**WHAT YOU NEED TO DO**
Select the lines of the records containing the word "Training" and list them.
# EXERCISE MATERIALS start
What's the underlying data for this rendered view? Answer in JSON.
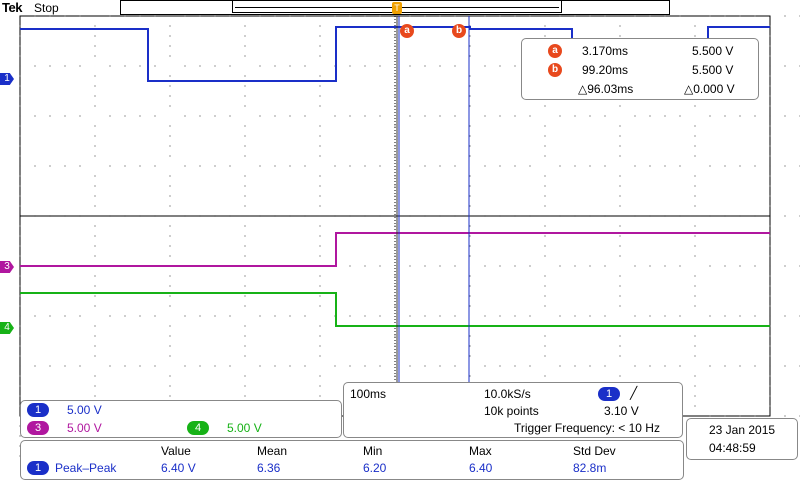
{
  "header": {
    "brand": "Tek",
    "run_state": "Stop",
    "trigger_marker": "T"
  },
  "colors": {
    "ch1": "#1a2fc8",
    "ch3": "#b0179f",
    "ch4": "#17b217",
    "cursor_line": "#1a2fc8",
    "cursor_tag": "#e8491d",
    "grid": "#000000"
  },
  "cursors": {
    "a_tag": "a",
    "b_tag": "b",
    "a_time": "3.170ms",
    "a_volt": "5.500 V",
    "b_time": "99.20ms",
    "b_volt": "5.500 V",
    "delta_time": "△96.03ms",
    "delta_volt": "△0.000 V"
  },
  "channel_markers": {
    "ch1": "1",
    "ch3": "3",
    "ch4": "4"
  },
  "channels": [
    {
      "id": "1",
      "scale": "5.00 V"
    },
    {
      "id": "3",
      "scale": "5.00 V"
    },
    {
      "id": "4",
      "scale": "5.00 V"
    }
  ],
  "acquisition": {
    "timebase": "100ms",
    "sample_rate": "10.0kS/s",
    "record_length": "10k points",
    "trigger_source": "1",
    "trigger_slope": "╱",
    "trigger_level": "3.10 V",
    "trigger_frequency": "Trigger Frequency: < 10 Hz"
  },
  "datetime": {
    "date": "23 Jan  2015",
    "time": "04:48:59"
  },
  "measurements": {
    "headers": [
      "Value",
      "Mean",
      "Min",
      "Max",
      "Std Dev"
    ],
    "rows": [
      {
        "channel": "1",
        "name": "Peak–Peak",
        "values": [
          "6.40 V",
          "6.36",
          "6.20",
          "6.40",
          "82.8m"
        ]
      }
    ]
  }
}
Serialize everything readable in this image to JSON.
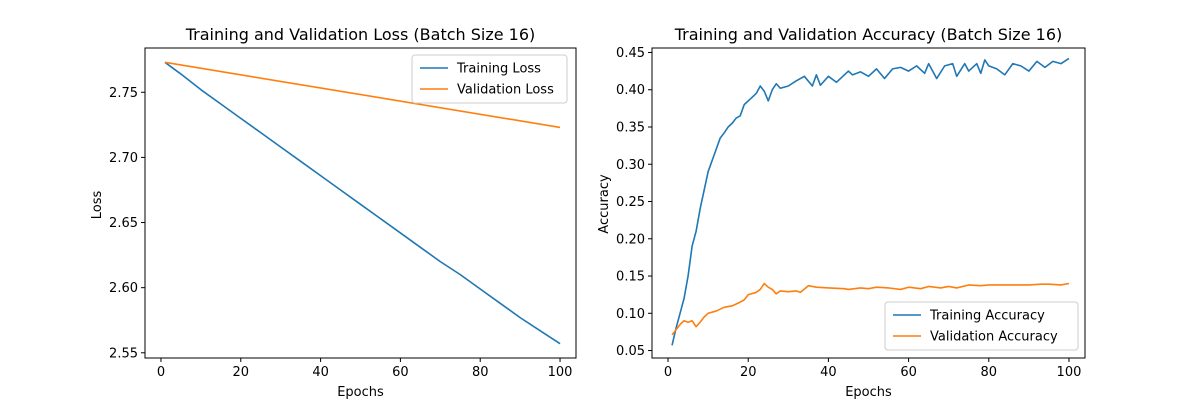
{
  "chart_data": [
    {
      "type": "line",
      "title": "Training and Validation Loss (Batch Size 16)",
      "xlabel": "Epochs",
      "ylabel": "Loss",
      "xlim": [
        -4,
        104
      ],
      "ylim": [
        2.546,
        2.784
      ],
      "xticks": [
        0,
        20,
        40,
        60,
        80,
        100
      ],
      "yticks": [
        2.55,
        2.6,
        2.65,
        2.7,
        2.75
      ],
      "ytick_labels": [
        "2.55",
        "2.60",
        "2.65",
        "2.70",
        "2.75"
      ],
      "legend": "top-right",
      "series": [
        {
          "name": "Training Loss",
          "color": "#1f77b4",
          "points": [
            [
              1,
              2.773
            ],
            [
              5,
              2.764
            ],
            [
              10,
              2.752
            ],
            [
              15,
              2.741
            ],
            [
              20,
              2.73
            ],
            [
              25,
              2.719
            ],
            [
              30,
              2.708
            ],
            [
              35,
              2.697
            ],
            [
              40,
              2.686
            ],
            [
              45,
              2.675
            ],
            [
              50,
              2.664
            ],
            [
              55,
              2.653
            ],
            [
              60,
              2.642
            ],
            [
              65,
              2.631
            ],
            [
              70,
              2.62
            ],
            [
              75,
              2.61
            ],
            [
              80,
              2.599
            ],
            [
              85,
              2.588
            ],
            [
              90,
              2.577
            ],
            [
              95,
              2.567
            ],
            [
              100,
              2.557
            ]
          ]
        },
        {
          "name": "Validation Loss",
          "color": "#ff7f0e",
          "points": [
            [
              1,
              2.773
            ],
            [
              100,
              2.723
            ]
          ]
        }
      ]
    },
    {
      "type": "line",
      "title": "Training and Validation Accuracy (Batch Size 16)",
      "xlabel": "Epochs",
      "ylabel": "Accuracy",
      "xlim": [
        -4,
        104
      ],
      "ylim": [
        0.04,
        0.456
      ],
      "xticks": [
        0,
        20,
        40,
        60,
        80,
        100
      ],
      "yticks": [
        0.05,
        0.1,
        0.15,
        0.2,
        0.25,
        0.3,
        0.35,
        0.4,
        0.45
      ],
      "ytick_labels": [
        "0.05",
        "0.10",
        "0.15",
        "0.20",
        "0.25",
        "0.30",
        "0.35",
        "0.40",
        "0.45"
      ],
      "legend": "bottom-right",
      "series": [
        {
          "name": "Training Accuracy",
          "color": "#1f77b4",
          "points": [
            [
              1,
              0.057
            ],
            [
              2,
              0.08
            ],
            [
              3,
              0.1
            ],
            [
              4,
              0.12
            ],
            [
              5,
              0.15
            ],
            [
              6,
              0.19
            ],
            [
              7,
              0.21
            ],
            [
              8,
              0.24
            ],
            [
              9,
              0.265
            ],
            [
              10,
              0.29
            ],
            [
              11,
              0.305
            ],
            [
              12,
              0.32
            ],
            [
              13,
              0.335
            ],
            [
              14,
              0.342
            ],
            [
              15,
              0.35
            ],
            [
              16,
              0.355
            ],
            [
              17,
              0.362
            ],
            [
              18,
              0.365
            ],
            [
              19,
              0.38
            ],
            [
              20,
              0.385
            ],
            [
              22,
              0.395
            ],
            [
              23,
              0.405
            ],
            [
              24,
              0.398
            ],
            [
              25,
              0.385
            ],
            [
              26,
              0.4
            ],
            [
              27,
              0.408
            ],
            [
              28,
              0.402
            ],
            [
              30,
              0.405
            ],
            [
              32,
              0.412
            ],
            [
              34,
              0.418
            ],
            [
              36,
              0.405
            ],
            [
              37,
              0.42
            ],
            [
              38,
              0.406
            ],
            [
              40,
              0.418
            ],
            [
              42,
              0.41
            ],
            [
              44,
              0.42
            ],
            [
              45,
              0.425
            ],
            [
              46,
              0.42
            ],
            [
              48,
              0.424
            ],
            [
              50,
              0.418
            ],
            [
              52,
              0.428
            ],
            [
              54,
              0.415
            ],
            [
              56,
              0.428
            ],
            [
              58,
              0.43
            ],
            [
              60,
              0.425
            ],
            [
              62,
              0.432
            ],
            [
              64,
              0.422
            ],
            [
              65,
              0.435
            ],
            [
              67,
              0.415
            ],
            [
              69,
              0.432
            ],
            [
              71,
              0.435
            ],
            [
              72,
              0.418
            ],
            [
              74,
              0.435
            ],
            [
              75,
              0.425
            ],
            [
              77,
              0.435
            ],
            [
              78,
              0.422
            ],
            [
              79,
              0.44
            ],
            [
              80,
              0.432
            ],
            [
              82,
              0.428
            ],
            [
              84,
              0.42
            ],
            [
              86,
              0.435
            ],
            [
              88,
              0.432
            ],
            [
              90,
              0.425
            ],
            [
              92,
              0.438
            ],
            [
              94,
              0.43
            ],
            [
              96,
              0.438
            ],
            [
              98,
              0.435
            ],
            [
              100,
              0.442
            ]
          ]
        },
        {
          "name": "Validation Accuracy",
          "color": "#ff7f0e",
          "points": [
            [
              1,
              0.071
            ],
            [
              2,
              0.078
            ],
            [
              3,
              0.085
            ],
            [
              4,
              0.09
            ],
            [
              5,
              0.088
            ],
            [
              6,
              0.09
            ],
            [
              7,
              0.082
            ],
            [
              8,
              0.088
            ],
            [
              9,
              0.095
            ],
            [
              10,
              0.1
            ],
            [
              12,
              0.103
            ],
            [
              14,
              0.108
            ],
            [
              16,
              0.11
            ],
            [
              18,
              0.115
            ],
            [
              19,
              0.118
            ],
            [
              20,
              0.125
            ],
            [
              22,
              0.128
            ],
            [
              23,
              0.132
            ],
            [
              24,
              0.14
            ],
            [
              25,
              0.135
            ],
            [
              26,
              0.132
            ],
            [
              27,
              0.126
            ],
            [
              28,
              0.13
            ],
            [
              30,
              0.129
            ],
            [
              32,
              0.13
            ],
            [
              33,
              0.128
            ],
            [
              35,
              0.137
            ],
            [
              37,
              0.135
            ],
            [
              40,
              0.134
            ],
            [
              44,
              0.133
            ],
            [
              45,
              0.132
            ],
            [
              48,
              0.134
            ],
            [
              50,
              0.133
            ],
            [
              52,
              0.135
            ],
            [
              55,
              0.134
            ],
            [
              58,
              0.132
            ],
            [
              60,
              0.135
            ],
            [
              63,
              0.133
            ],
            [
              65,
              0.136
            ],
            [
              68,
              0.134
            ],
            [
              70,
              0.136
            ],
            [
              72,
              0.134
            ],
            [
              75,
              0.138
            ],
            [
              78,
              0.137
            ],
            [
              80,
              0.138
            ],
            [
              85,
              0.138
            ],
            [
              90,
              0.138
            ],
            [
              93,
              0.139
            ],
            [
              95,
              0.139
            ],
            [
              98,
              0.138
            ],
            [
              100,
              0.14
            ]
          ]
        }
      ]
    }
  ]
}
# EXERCISE MATERIALS end
**THE OUTPUT**
      "title": "Training and Validation Loss (Batch Size 16)",
          "name": "Training Loss",
      "title": "Training and Validation Accuracy (Batch Size 16)",
          "name": "Training Accuracy",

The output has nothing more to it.